** START **

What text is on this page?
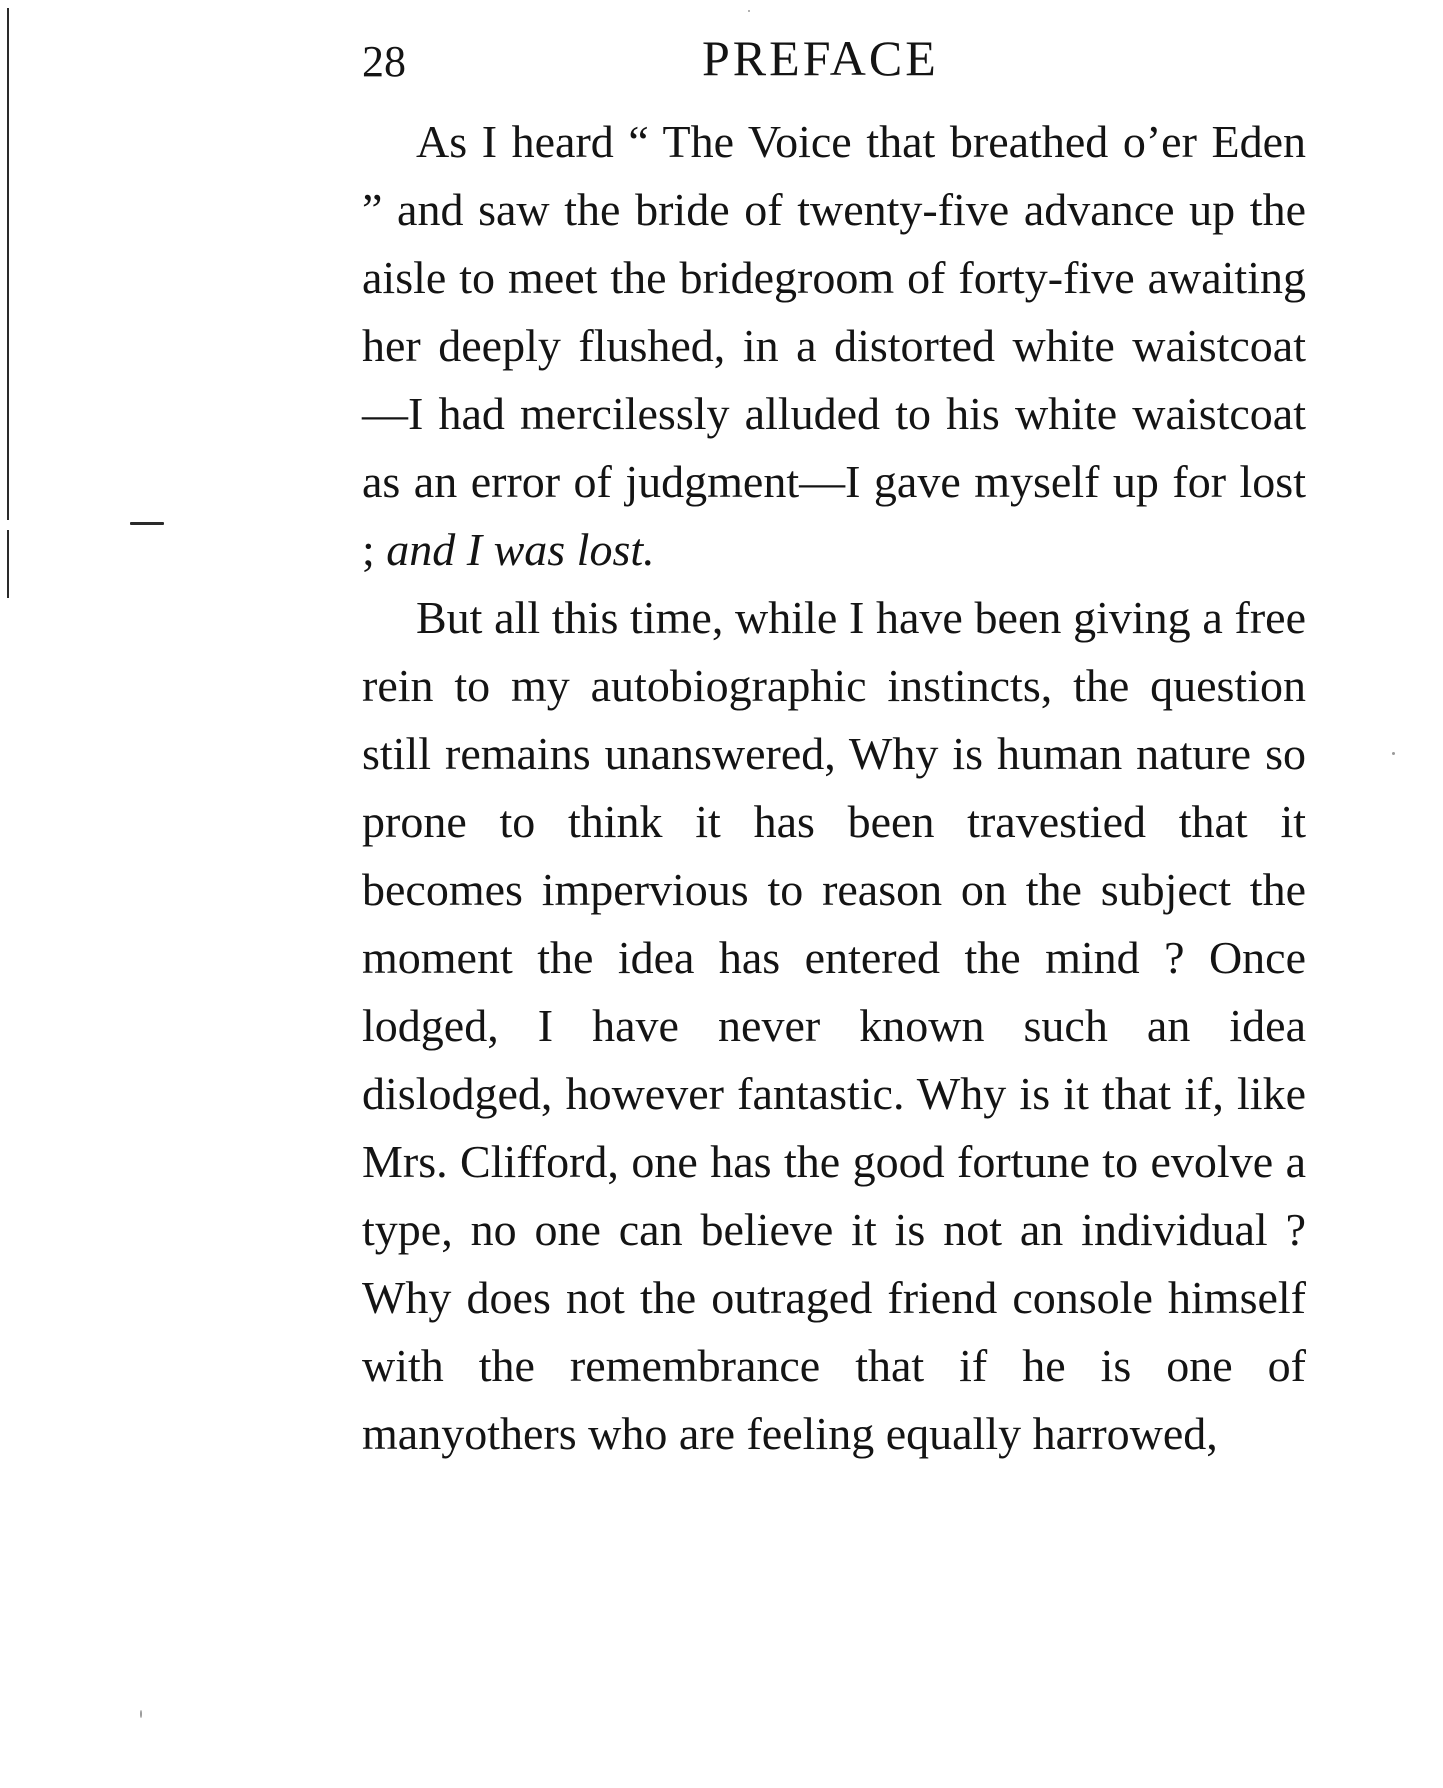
28	PREFACE

As I heard “ The Voice that breathed o’er Eden ” and saw the bride of twenty-five advance up the aisle to meet the bridegroom of forty-five awaiting her deeply flushed, in a distorted white waistcoat—I had mercilessly alluded to his white waistcoat as an error of judgment—I gave myself up for lost ; and I was lost.

But all this time, while I have been giving a free rein to my autobiographic instincts, the question still remains unanswered, Why is human nature so prone to think it has been travestied that it becomes impervious to reason on the subject the moment the idea has entered the mind ? Once lodged, I have never known such an idea dislodged, however fantastic. Why is it that if, like Mrs. Clifford, one has the good fortune to evolve a type, no one can believe it is not an individual ? Why does not the outraged friend console himself with the remembrance that if he is one of manyothers who are feeling equally harrowed,
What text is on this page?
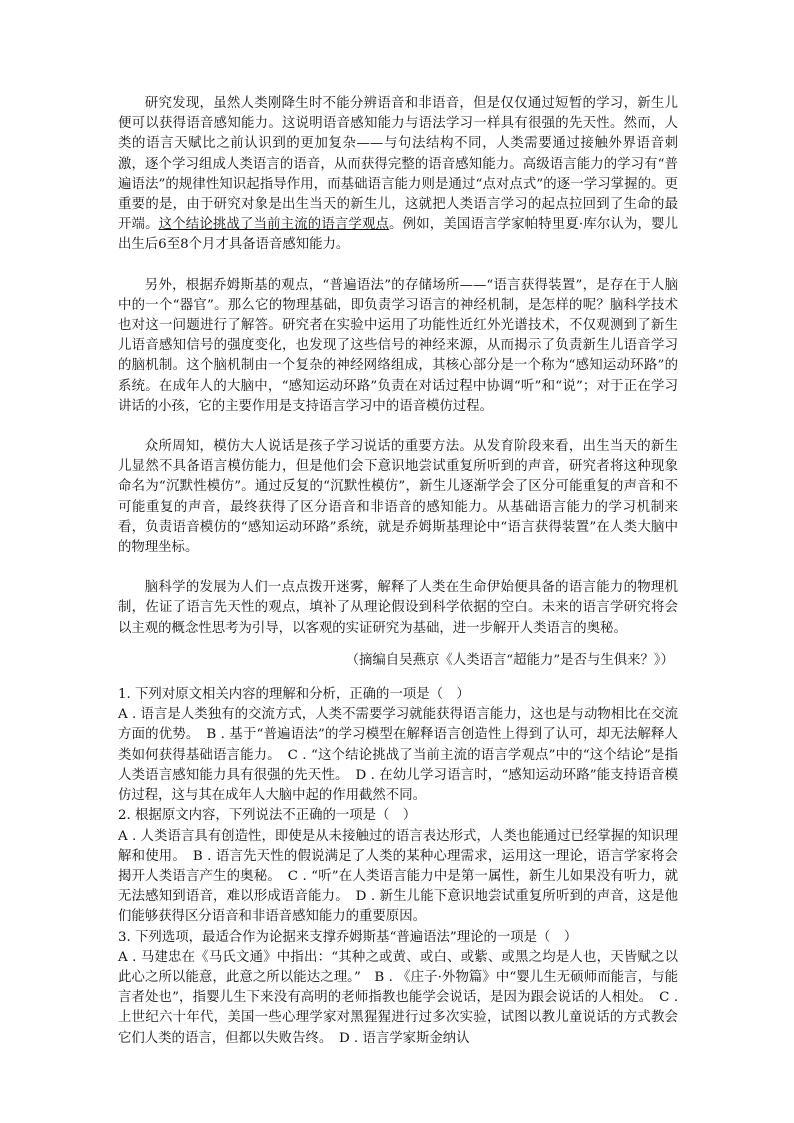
研究发现，虽然人类刚降生时不能分辨语音和非语音，但是仅仅通过短暂的学习，新生儿便可以获得语音感知能力。这说明语音感知能力与语法学习一样具有很强的先天性。然而，人类的语言天赋比之前认识到的更加复杂——与句法结构不同，人类需要通过接触外界语音刺激，逐个学习组成人类语言的语音，从而获得完整的语音感知能力。高级语言能力的学习有“普遍语法”的规律性知识起指导作用，而基础语言能力则是通过“点对点式”的逐一学习掌握的。更重要的是，由于研究对象是出生当天的新生儿，这就把人类语言学习的起点拉回到了生命的最开端。这个结论挑战了当前主流的语言学观点。例如，美国语言学家帕特里夏·库尔认为，婴儿出生后6至8个月才具备语音感知能力。

另外，根据乔姆斯基的观点，“普遍语法”的存储场所——“语言获得装置”，是存在于人脑中的一个“器官”。那么它的物理基础，即负责学习语言的神经机制，是怎样的呢？脑科学技术也对这一问题进行了解答。研究者在实验中运用了功能性近红外光谱技术，不仅观测到了新生儿语音感知信号的强度变化，也发现了这些信号的神经来源，从而揭示了负责新生儿语音学习的脑机制。这个脑机制由一个复杂的神经网络组成，其核心部分是一个称为“感知运动环路”的系统。在成年人的大脑中，“感知运动环路”负责在对话过程中协调“听”和“说”；对于正在学习讲话的小孩，它的主要作用是支持语言学习中的语音模仿过程。

众所周知，模仿大人说话是孩子学习说话的重要方法。从发育阶段来看，出生当天的新生儿显然不具备语言模仿能力，但是他们会下意识地尝试重复所听到的声音，研究者将这种现象命名为“沉默性模仿”。通过反复的“沉默性模仿”，新生儿逐渐学会了区分可能重复的声音和不可能重复的声音，最终获得了区分语音和非语音的感知能力。从基础语言能力的学习机制来看，负责语音模仿的“感知运动环路”系统，就是乔姆斯基理论中“语言获得装置”在人类大脑中的物理坐标。

脑科学的发展为人们一点点拨开迷雾，解释了人类在生命伊始便具备的语言能力的物理机制，佐证了语言先天性的观点，填补了从理论假设到科学依据的空白。未来的语言学研究将会以主观的概念性思考为引导，以客观的实证研究为基础，进一步解开人类语言的奥秘。

（摘编自吴燕京《人类语言“超能力”是否与生俱来？》）

1. 下列对原文相关内容的理解和分析，正确的一项是（　）

A . 语言是人类独有的交流方式，人类不需要学习就能获得语言能力，这也是与动物相比在交流方面的优势。　B . 基于“普遍语法”的学习模型在解释语言创造性上得到了认可，却无法解释人类如何获得基础语言能力。　C . “这个结论挑战了当前主流的语言学观点”中的“这个结论”是指人类语言感知能力具有很强的先天性。　D . 在幼儿学习语言时，“感知运动环路”能支持语音模仿过程，这与其在成年人大脑中起的作用截然不同。

2. 根据原文内容，下列说法不正确的一项是（　）

A . 人类语言具有创造性，即使是从未接触过的语言表达形式，人类也能通过已经掌握的知识理解和使用。　B . 语言先天性的假说满足了人类的某种心理需求，运用这一理论，语言学家将会揭开人类语言产生的奥秘。　C . “听”在人类语言能力中是第一属性，新生儿如果没有听力，就无法感知到语音，难以形成语音能力。　D . 新生儿能下意识地尝试重复所听到的声音，这是他们能够获得区分语音和非语音感知能力的重要原因。

3. 下列选项，最适合作为论据来支撑乔姆斯基“普遍语法”理论的一项是（　）

A . 马建忠在《马氏文通》中指出：“其种之或黄、或白、或紫、或黑之均是人也，天皆赋之以此心之所以能意，此意之所以能达之理。”　B . 《庄子·外物篇》中“婴儿生无硕师而能言，与能言者处也”，指婴儿生下来没有高明的老师指教也能学会说话，是因为跟会说话的人相处。　C . 上世纪六十年代，美国一些心理学家对黑猩猩进行过多次实验，试图以教儿童说话的方式教会它们人类的语言，但都以失败告终。　D . 语言学家斯金纳认
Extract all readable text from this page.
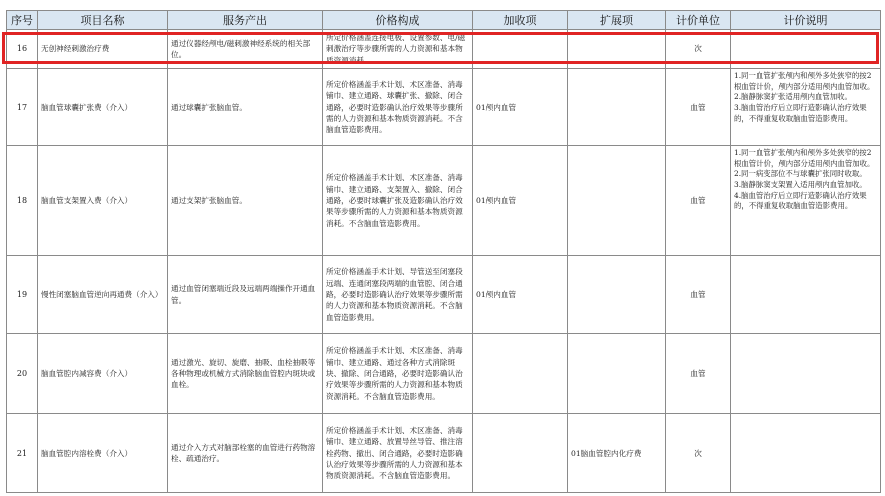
序号	项目名称	服务产出	价格构成	加收项	扩展项	计价单位	计价说明
16	无创神经刺激治疗费	通过仪器经颅电/磁刺激神经系统的相关部位。	所定价格涵盖连接电极、设置参数、电/磁刺激治疗等步骤所需的人力资源和基本物质资源消耗。			次	
17	脑血管球囊扩张费（介入）	通过球囊扩张脑血管。	所定价格涵盖手术计划、术区准备、消毒铺巾、建立通路、球囊扩张、撤除、闭合通路，必要时造影确认治疗效果等步骤所需的人力资源和基本物质资源消耗。不含脑血管造影费用。	01颅内血管		血管	1.同一血管扩张颅内和颅外多处狭窄的按2根血管计价，颅内部分适用颅内血管加收。
2.脑静脉窦扩张适用颅内血管加收。
3.脑血管治疗后立即行造影确认治疗效果的，不得重复收取脑血管造影费用。
18	脑血管支架置入费（介入）	通过支架扩张脑血管。	所定价格涵盖手术计划、术区准备、消毒铺巾、建立通路、支架置入、撤除、闭合通路，必要时球囊扩张及造影确认治疗效果等步骤所需的人力资源和基本物质资源消耗。不含脑血管造影费用。	01颅内血管		血管	1.同一血管扩张颅内和颅外多处狭窄的按2根血管计价，颅内部分适用颅内血管加收。
2.同一病变部位不与球囊扩张同时收取。
3.脑静脉窦支架置入适用颅内血管加收。
4.脑血管治疗后立即行造影确认治疗效果的，不得重复收取脑血管造影费用。
19	慢性闭塞脑血管逆向再通费（介入）	通过血管闭塞端近段及远端两端操作开通血管。	所定价格涵盖手术计划、导管送至闭塞段远端、连通闭塞段两端的血管腔、闭合通路，必要时造影确认治疗效果等步骤所需的人力资源和基本物质资源消耗。不含脑血管造影费用。	01颅内血管		血管	
20	脑血管腔内减容费（介入）	通过激光、旋切、旋磨、抽吸、血栓抽吸等各种物理或机械方式消除脑血管腔内斑块或血栓。	所定价格涵盖手术计划、术区准备、消毒铺巾、建立通路、通过各种方式消除斑块、撤除、闭合通路，必要时造影确认治疗效果等步骤所需的人力资源和基本物质资源消耗。不含脑血管造影费用。			血管	
21	脑血管腔内溶栓费（介入）	通过介入方式对脑部栓塞的血管进行药物溶栓、疏通治疗。	所定价格涵盖手术计划、术区准备、消毒铺巾、建立通路、放置导丝导管、推注溶栓药物、撤出、闭合通路，必要时造影确认治疗效果等步骤所需的人力资源和基本物质资源消耗。不含脑血管造影费用。		01脑血管腔内化疗费	次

** END **

EXERCISE INSTRUCTIONS ▸
Tally the lines of the listing that include "颅内部分适用颅内血管加收". Reply with nothing but the count.

FINAL ANSWER ▸
2